#### [The records]
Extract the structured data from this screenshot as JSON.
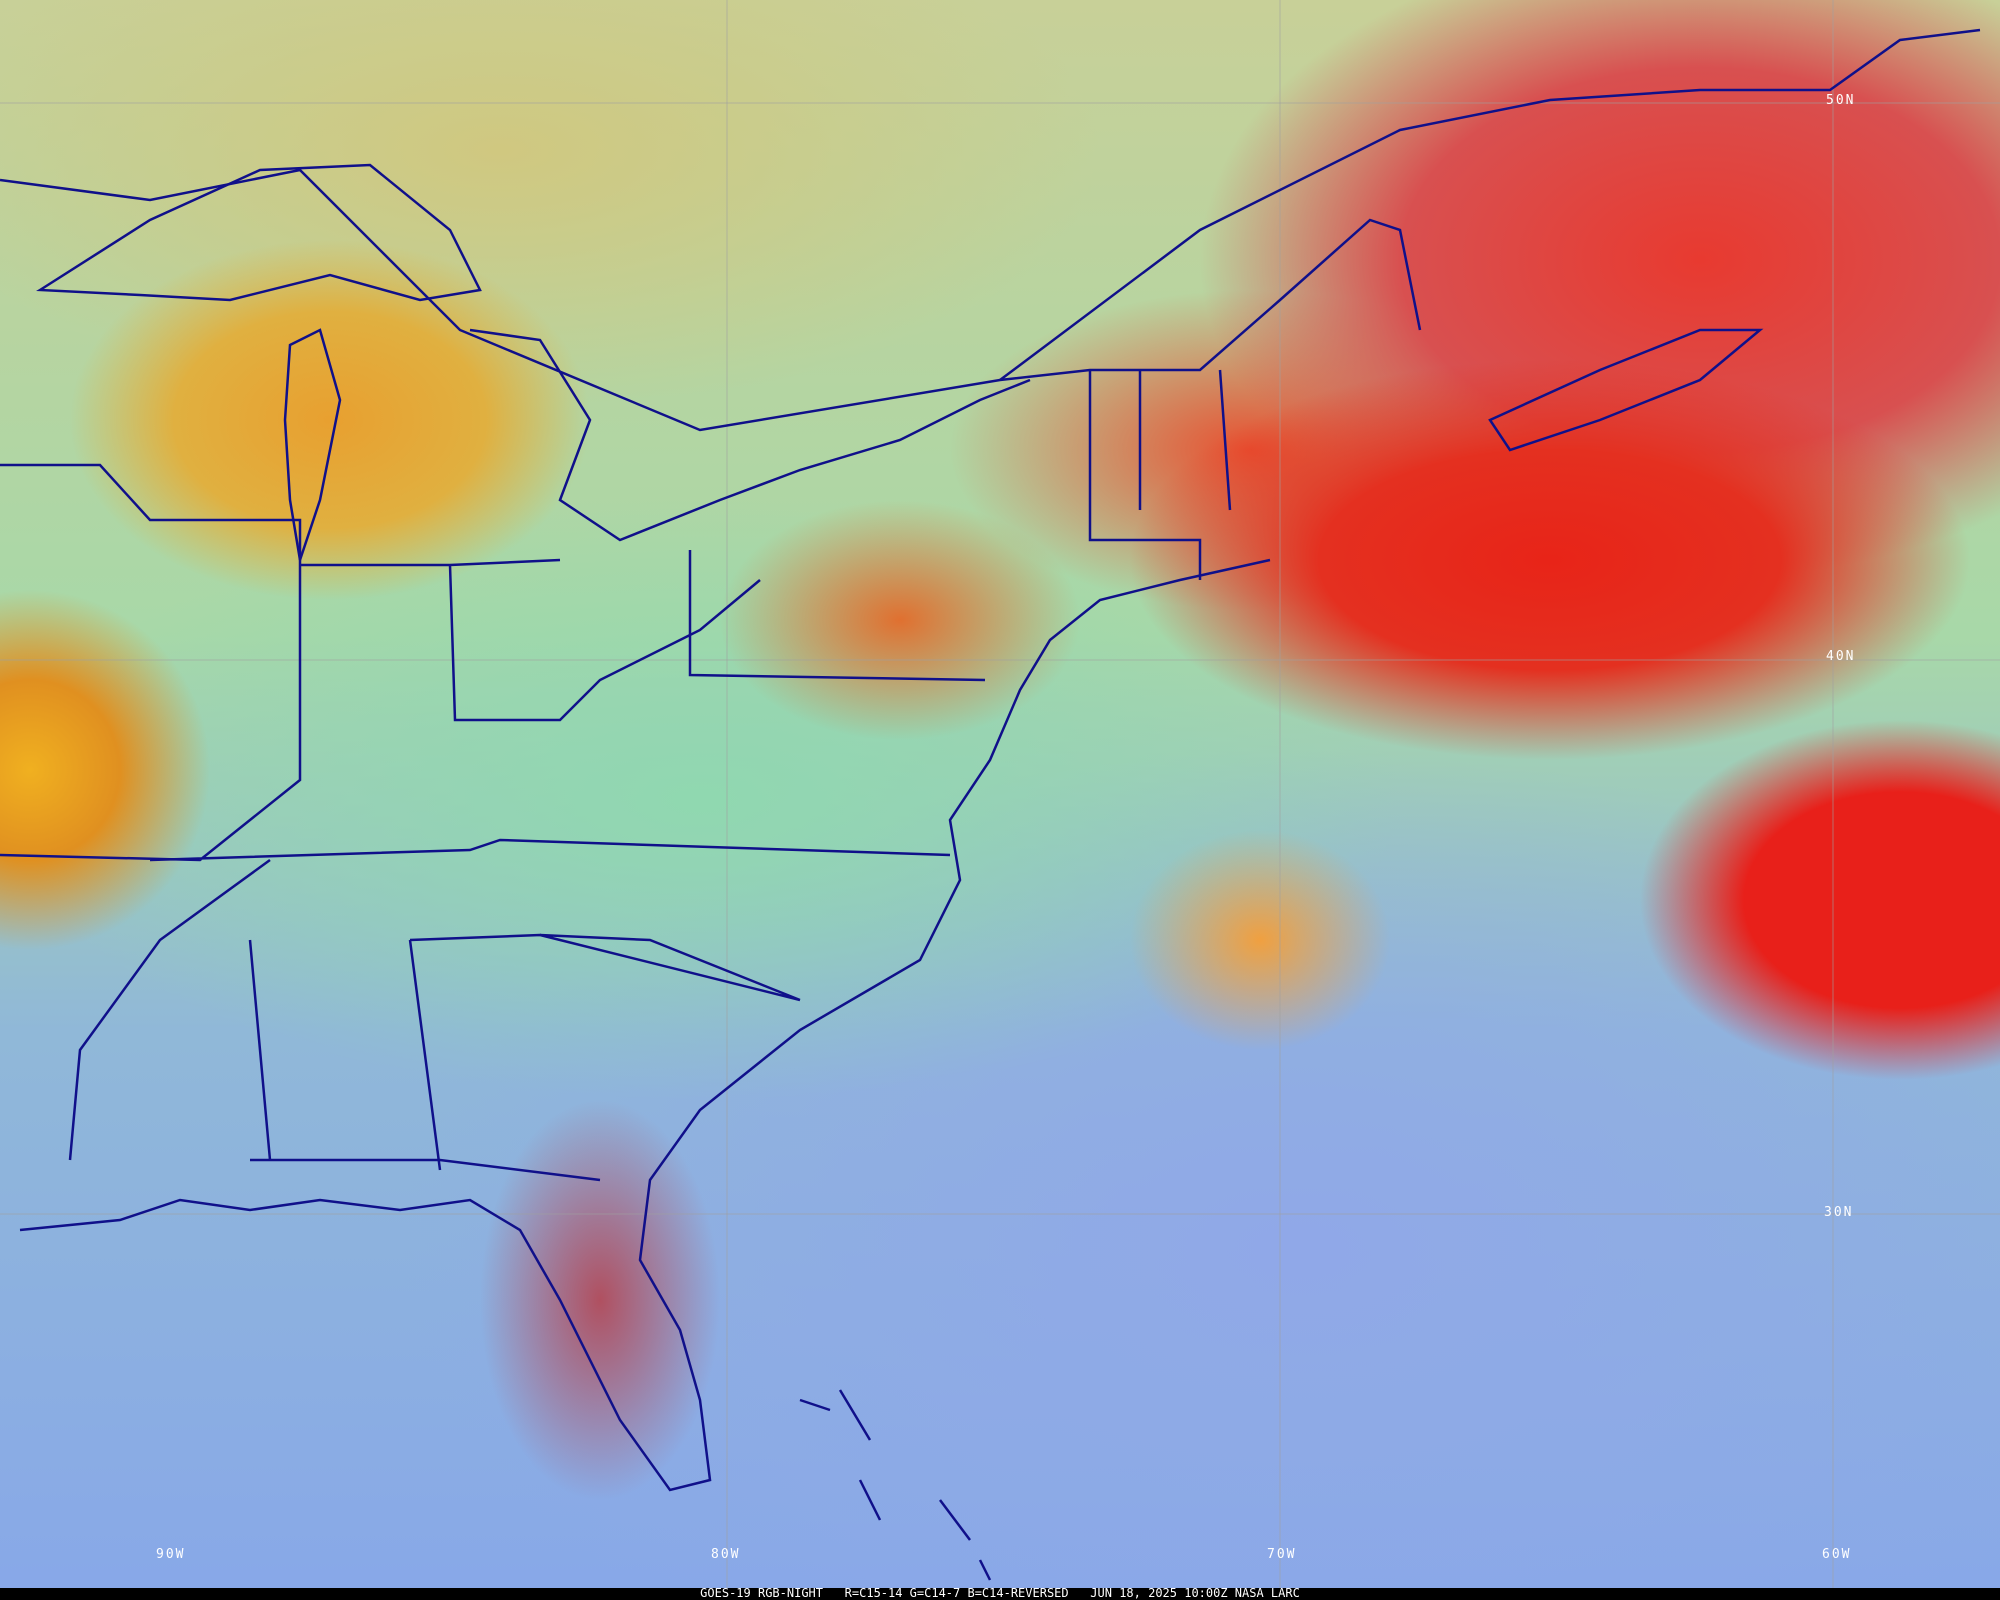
{
  "product": {
    "satellite": "GOES-19",
    "product_name": "RGB-NIGHT",
    "recipe": "R=C15-14 G=C14-7 B=C14-REVERSED",
    "datetime": "JUN 18, 2025 10:00Z",
    "credit": "NASA LARC",
    "caption": "GOES-19 RGB-NIGHT   R=C15-14 G=C14-7 B=C14-REVERSED   JUN 18, 2025 10:00Z NASA LARC"
  },
  "grid": {
    "latitudes": [
      "50N",
      "40N",
      "30N"
    ],
    "longitudes": [
      "90W",
      "80W",
      "70W",
      "60W"
    ]
  },
  "colors": {
    "boundaries": "#10108a",
    "gridlines": "#a0a0a0",
    "high_cloud": "#e8201a",
    "mid_cloud": "#f0a040",
    "clear_ocean": "#88a8e8",
    "low_cloud": "#90d8b0"
  }
}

#### [Problem details]
Reproduce the data word for word, excluding its pictures.

#### [Correct answer]
Extract the structured data from this screenshot as JSON.
{
  "product": {
    "satellite": "GOES-19",
    "product_name": "RGB-NIGHT",
    "recipe": "R=C15-14 G=C14-7 B=C14-REVERSED",
    "datetime": "JUN 18, 2025 10:00Z",
    "credit": "NASA LARC",
    "caption": "GOES-19 RGB-NIGHT   R=C15-14 G=C14-7 B=C14-REVERSED   JUN 18, 2025 10:00Z NASA LARC"
  },
  "grid": {
    "latitudes": [
      "50N",
      "40N",
      "30N"
    ],
    "longitudes": [
      "90W",
      "80W",
      "70W",
      "60W"
    ]
  },
  "colors": {
    "boundaries": "#10108a",
    "gridlines": "#a0a0a0",
    "high_cloud": "#e8201a",
    "mid_cloud": "#f0a040",
    "clear_ocean": "#88a8e8",
    "low_cloud": "#90d8b0"
  }
}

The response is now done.